## Provided passage

____________________

BBC News reports 30th April 2018: Paramedics to replace north Wales’ GP home visits

The difference in training time, costs, and then in risk in the two professions is reflected in undercapacity in diagnostic doctors. How did manpower planning get it so wrong? What planning is there for either litigation because of missed diagnoses, or for extra work in the local hospitals as the paramedics fail to reduce attendance? This is an experiment forced upon a government by the rationing of places and the poor manpower planning over decades and successive administrations. Graduate entry to medical school would help – in 10 year’s time.

We have 10 years of undercapacity of doctors in primary care, and in hospitals, particularly A&E, ahead of us. What better advertisement for private GPs to start in N Wales, and what a shame that Aneurin Bevan’s dream of an equal health mutual should be threatened this way.

Blaming the : Doctor shortage ‘fault of immigration rules’ does not fool observers of the 4 health services over a lifetime. Since 9 out of 11 applicants have been rejected, for decades, this is the real reason there is a shortage of doctors.

BBC news:

Traditional GP home visits could soon be performed by rapid response paramedics in a bid to reduce hospital admissions in north Wales.

A team of advanced practice paramedics would be available 24 hours a day 365 days a year.

It is one idea proposed by Betsi Cadwaladr health board (BCUHB) in a bid to transform primary care services.

The Welsh Ambulance Service said paramedics would complement – not replace – some GP practices.

It is hoped it will help stop people ending up in A&E.

A report by BCUHB assistant area director for primary care Wyn Thomas said the scheme would “address the immediate health needs of patients that, if not seen promptly, will end up being an unscheduled care hospital admission”.

____________________

## Task goal
Condense the paragraph of the passage on paramedic home visits that begins "The difference in training time" into a short bulleted list that keeps its main points. The entries that follow come from a separate source.

____________________

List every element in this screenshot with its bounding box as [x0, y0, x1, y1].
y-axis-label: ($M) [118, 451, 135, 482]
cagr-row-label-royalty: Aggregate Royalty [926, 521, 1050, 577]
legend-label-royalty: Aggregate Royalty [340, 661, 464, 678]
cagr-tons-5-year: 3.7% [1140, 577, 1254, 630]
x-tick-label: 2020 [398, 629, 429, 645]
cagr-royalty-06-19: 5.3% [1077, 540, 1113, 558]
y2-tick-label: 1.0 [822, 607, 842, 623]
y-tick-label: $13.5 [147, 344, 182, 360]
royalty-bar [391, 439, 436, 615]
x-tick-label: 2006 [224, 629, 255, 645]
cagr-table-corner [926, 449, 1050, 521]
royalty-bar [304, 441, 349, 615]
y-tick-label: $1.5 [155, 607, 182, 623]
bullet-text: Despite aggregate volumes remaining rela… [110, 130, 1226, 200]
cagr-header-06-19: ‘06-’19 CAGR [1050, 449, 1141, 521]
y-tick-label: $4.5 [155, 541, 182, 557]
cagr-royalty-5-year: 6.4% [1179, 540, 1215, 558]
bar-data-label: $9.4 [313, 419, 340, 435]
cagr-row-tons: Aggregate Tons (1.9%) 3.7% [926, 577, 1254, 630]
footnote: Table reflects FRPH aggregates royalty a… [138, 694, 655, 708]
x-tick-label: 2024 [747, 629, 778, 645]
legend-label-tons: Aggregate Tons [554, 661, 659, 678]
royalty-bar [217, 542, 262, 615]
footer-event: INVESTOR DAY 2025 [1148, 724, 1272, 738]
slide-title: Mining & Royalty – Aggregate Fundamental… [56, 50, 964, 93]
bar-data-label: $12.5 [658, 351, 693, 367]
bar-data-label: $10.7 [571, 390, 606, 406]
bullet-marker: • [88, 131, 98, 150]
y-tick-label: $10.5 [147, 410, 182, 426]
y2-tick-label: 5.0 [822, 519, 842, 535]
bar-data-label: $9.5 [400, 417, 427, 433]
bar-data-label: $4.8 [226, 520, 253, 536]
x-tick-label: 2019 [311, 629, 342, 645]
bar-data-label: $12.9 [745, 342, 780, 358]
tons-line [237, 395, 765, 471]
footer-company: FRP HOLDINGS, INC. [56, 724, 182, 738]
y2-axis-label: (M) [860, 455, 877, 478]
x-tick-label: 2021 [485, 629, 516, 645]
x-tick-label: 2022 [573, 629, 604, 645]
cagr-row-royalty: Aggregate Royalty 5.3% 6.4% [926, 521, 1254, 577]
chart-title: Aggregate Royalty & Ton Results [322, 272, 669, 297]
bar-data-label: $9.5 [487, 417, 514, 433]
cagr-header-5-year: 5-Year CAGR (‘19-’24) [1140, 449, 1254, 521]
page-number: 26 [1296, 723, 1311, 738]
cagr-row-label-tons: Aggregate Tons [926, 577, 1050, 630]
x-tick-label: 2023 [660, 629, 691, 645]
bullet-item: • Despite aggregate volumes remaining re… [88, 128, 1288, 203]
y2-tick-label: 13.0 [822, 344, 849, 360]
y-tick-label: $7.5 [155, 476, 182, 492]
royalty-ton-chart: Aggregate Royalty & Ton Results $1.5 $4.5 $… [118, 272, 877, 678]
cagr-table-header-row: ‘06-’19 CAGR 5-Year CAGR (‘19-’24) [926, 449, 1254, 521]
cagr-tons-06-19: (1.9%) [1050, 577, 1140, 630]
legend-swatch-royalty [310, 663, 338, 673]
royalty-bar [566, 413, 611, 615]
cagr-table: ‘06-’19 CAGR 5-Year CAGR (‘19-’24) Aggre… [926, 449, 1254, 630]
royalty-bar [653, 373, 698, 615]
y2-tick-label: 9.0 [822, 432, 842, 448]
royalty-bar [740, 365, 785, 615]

____________________

## Response box
- Differences between the two professions in training time, costs and risk are reflected in a shortage of diagnostic doctors.
- Manpower planning has gone badly wrong.
- No apparent planning addresses litigation over missed diagnoses or extra work for local hospitals if paramedics fail to reduce attendance.
- Rationed training places and decades of poor manpower planning under successive administrations forced this experiment on the government.
- Graduate entry to medical school would help, but only in ten years' time.